[Start Stored records]
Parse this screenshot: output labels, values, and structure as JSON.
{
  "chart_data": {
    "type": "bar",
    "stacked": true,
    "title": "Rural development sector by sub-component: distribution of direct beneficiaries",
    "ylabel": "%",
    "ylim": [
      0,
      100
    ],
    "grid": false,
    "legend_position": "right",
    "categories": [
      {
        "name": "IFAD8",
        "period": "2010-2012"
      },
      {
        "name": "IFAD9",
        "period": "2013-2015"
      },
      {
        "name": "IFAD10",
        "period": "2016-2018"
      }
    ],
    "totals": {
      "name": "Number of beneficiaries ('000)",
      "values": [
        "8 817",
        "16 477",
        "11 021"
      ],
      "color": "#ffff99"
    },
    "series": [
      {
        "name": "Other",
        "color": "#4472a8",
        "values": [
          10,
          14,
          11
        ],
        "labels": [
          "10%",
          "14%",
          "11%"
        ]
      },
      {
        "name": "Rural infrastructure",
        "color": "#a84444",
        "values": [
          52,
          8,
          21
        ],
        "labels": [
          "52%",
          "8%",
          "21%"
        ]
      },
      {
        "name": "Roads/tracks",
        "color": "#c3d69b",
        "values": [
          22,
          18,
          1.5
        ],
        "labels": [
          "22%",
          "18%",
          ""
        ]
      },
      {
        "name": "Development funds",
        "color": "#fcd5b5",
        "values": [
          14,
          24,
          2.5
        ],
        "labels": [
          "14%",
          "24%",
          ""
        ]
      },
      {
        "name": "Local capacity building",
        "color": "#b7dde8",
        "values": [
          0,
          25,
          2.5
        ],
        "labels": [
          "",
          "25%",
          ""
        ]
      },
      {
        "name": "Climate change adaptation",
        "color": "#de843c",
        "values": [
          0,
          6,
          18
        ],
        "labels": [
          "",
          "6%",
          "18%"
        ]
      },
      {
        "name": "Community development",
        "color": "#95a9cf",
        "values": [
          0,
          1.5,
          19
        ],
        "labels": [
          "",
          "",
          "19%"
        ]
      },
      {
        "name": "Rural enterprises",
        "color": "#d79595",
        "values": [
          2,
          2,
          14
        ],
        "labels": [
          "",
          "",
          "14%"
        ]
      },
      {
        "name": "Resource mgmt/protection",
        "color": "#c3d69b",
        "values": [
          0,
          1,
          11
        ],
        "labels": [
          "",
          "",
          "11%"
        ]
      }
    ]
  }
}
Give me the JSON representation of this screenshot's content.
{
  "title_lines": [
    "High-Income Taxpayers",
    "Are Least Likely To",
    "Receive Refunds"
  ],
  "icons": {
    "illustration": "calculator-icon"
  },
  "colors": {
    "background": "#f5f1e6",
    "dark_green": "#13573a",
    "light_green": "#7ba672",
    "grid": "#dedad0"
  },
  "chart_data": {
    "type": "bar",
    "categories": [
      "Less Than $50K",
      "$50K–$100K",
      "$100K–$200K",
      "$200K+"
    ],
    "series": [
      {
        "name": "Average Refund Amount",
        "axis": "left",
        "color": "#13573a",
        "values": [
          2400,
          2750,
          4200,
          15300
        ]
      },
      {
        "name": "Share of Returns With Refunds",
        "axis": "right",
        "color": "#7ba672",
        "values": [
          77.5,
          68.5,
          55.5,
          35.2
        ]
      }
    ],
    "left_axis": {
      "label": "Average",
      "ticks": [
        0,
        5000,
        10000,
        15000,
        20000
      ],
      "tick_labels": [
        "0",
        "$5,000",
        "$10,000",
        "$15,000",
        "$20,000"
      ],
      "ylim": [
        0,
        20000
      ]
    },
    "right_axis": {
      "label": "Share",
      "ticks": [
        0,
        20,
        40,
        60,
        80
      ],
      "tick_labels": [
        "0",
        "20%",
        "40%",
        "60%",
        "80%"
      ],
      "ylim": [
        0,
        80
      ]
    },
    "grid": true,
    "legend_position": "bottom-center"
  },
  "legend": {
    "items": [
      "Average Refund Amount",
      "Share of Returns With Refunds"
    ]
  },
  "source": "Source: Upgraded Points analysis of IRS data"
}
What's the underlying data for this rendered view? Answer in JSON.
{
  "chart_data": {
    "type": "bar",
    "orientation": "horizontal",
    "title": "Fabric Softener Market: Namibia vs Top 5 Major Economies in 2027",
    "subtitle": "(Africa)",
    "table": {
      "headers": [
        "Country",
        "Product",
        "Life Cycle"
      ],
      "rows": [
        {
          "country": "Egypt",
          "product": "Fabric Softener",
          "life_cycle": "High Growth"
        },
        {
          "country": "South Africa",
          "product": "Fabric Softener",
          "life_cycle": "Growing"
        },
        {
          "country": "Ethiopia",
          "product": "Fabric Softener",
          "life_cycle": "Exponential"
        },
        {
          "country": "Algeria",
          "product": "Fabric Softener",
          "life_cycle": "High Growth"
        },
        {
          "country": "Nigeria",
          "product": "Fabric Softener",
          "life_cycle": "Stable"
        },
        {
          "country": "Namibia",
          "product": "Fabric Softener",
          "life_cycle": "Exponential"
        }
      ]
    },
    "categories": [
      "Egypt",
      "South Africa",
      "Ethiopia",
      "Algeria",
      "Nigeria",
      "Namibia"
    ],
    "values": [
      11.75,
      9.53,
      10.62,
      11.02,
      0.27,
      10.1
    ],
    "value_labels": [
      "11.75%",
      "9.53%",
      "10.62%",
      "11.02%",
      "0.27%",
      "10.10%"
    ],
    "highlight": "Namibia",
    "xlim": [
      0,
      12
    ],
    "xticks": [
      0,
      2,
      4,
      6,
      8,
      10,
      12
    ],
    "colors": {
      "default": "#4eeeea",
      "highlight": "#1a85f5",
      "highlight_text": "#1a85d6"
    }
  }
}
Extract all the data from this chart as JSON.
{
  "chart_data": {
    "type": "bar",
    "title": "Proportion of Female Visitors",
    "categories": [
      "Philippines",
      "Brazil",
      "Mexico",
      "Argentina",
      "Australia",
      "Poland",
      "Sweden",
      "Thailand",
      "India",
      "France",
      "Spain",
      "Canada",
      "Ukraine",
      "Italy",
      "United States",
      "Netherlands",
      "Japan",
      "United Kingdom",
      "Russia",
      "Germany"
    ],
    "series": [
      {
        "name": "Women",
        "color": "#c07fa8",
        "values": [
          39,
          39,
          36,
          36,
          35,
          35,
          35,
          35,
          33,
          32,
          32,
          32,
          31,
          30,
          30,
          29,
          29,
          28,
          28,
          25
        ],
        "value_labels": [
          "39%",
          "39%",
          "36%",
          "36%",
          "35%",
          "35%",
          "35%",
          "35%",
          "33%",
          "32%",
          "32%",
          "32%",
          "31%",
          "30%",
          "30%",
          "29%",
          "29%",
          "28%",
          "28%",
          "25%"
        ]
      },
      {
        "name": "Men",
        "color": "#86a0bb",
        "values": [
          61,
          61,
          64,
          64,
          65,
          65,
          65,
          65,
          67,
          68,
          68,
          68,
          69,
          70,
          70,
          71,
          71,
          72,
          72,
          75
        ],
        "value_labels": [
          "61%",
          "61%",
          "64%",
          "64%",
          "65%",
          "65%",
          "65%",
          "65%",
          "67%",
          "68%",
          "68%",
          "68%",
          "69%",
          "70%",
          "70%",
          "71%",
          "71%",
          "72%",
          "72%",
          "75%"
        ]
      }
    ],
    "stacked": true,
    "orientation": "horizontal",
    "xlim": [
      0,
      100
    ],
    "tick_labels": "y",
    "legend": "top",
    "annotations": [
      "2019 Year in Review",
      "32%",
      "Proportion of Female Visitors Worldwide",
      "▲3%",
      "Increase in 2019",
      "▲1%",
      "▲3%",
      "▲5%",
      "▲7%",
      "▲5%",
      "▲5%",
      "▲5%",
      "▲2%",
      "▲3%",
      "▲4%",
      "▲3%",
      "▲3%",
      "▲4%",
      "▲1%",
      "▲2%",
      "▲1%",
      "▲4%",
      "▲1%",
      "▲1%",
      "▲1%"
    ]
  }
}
[End Stored records]
> [Given task]:
Identify every line where the string "Share" appears.

> [Task answer]:
        "name": "Share of Returns With Refunds",
      "label": "Share",
      "Share of Returns With Refunds"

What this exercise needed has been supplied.